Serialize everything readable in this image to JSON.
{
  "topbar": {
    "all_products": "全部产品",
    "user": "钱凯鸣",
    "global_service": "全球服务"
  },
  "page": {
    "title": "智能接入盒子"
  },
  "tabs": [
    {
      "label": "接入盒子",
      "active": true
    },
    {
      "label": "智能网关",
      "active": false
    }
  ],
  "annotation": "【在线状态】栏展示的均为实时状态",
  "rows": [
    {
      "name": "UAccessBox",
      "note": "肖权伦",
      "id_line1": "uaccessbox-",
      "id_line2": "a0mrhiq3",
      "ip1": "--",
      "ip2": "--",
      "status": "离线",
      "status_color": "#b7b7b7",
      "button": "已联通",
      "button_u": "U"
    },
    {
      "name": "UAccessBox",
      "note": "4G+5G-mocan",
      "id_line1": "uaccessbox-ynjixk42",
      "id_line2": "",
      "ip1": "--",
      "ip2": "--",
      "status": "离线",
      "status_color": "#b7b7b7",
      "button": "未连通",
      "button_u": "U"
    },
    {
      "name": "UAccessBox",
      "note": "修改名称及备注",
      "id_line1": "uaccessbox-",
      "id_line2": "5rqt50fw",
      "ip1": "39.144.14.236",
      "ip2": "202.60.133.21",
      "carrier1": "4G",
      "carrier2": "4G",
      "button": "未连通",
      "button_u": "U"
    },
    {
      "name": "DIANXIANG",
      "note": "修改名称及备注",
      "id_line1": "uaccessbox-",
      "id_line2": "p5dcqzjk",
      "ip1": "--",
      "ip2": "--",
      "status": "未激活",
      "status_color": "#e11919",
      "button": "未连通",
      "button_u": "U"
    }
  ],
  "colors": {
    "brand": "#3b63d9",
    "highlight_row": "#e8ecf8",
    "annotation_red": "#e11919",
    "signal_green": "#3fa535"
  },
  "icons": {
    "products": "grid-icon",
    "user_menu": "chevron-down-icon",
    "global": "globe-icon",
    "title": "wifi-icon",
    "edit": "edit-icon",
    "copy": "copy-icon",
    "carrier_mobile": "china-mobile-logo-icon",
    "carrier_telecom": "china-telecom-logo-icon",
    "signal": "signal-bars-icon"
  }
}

====

**Exercise instructions**
Return each entry from the material above exactly as it appears.

**Correct response**
Serialize everything readable in this image to JSON.
{
  "topbar": {
    "all_products": "全部产品",
    "user": "钱凯鸣",
    "global_service": "全球服务"
  },
  "page": {
    "title": "智能接入盒子"
  },
  "tabs": [
    {
      "label": "接入盒子",
      "active": true
    },
    {
      "label": "智能网关",
      "active": false
    }
  ],
  "annotation": "【在线状态】栏展示的均为实时状态",
  "rows": [
    {
      "name": "UAccessBox",
      "note": "肖权伦",
      "id_line1": "uaccessbox-",
      "id_line2": "a0mrhiq3",
      "ip1": "--",
      "ip2": "--",
      "status": "离线",
      "status_color": "#b7b7b7",
      "button": "已联通",
      "button_u": "U"
    },
    {
      "name": "UAccessBox",
      "note": "4G+5G-mocan",
      "id_line1": "uaccessbox-ynjixk42",
      "id_line2": "",
      "ip1": "--",
      "ip2": "--",
      "status": "离线",
      "status_color": "#b7b7b7",
      "button": "未连通",
      "button_u": "U"
    },
    {
      "name": "UAccessBox",
      "note": "修改名称及备注",
      "id_line1": "uaccessbox-",
      "id_line2": "5rqt50fw",
      "ip1": "39.144.14.236",
      "ip2": "202.60.133.21",
      "carrier1": "4G",
      "carrier2": "4G",
      "button": "未连通",
      "button_u": "U"
    },
    {
      "name": "DIANXIANG",
      "note": "修改名称及备注",
      "id_line1": "uaccessbox-",
      "id_line2": "p5dcqzjk",
      "ip1": "--",
      "ip2": "--",
      "status": "未激活",
      "status_color": "#e11919",
      "button": "未连通",
      "button_u": "U"
    }
  ],
  "colors": {
    "brand": "#3b63d9",
    "highlight_row": "#e8ecf8",
    "annotation_red": "#e11919",
    "signal_green": "#3fa535"
  },
  "icons": {
    "products": "grid-icon",
    "user_menu": "chevron-down-icon",
    "global": "globe-icon",
    "title": "wifi-icon",
    "edit": "edit-icon",
    "copy": "copy-icon",
    "carrier_mobile": "china-mobile-logo-icon",
    "carrier_telecom": "china-telecom-logo-icon",
    "signal": "signal-bars-icon"
  }
}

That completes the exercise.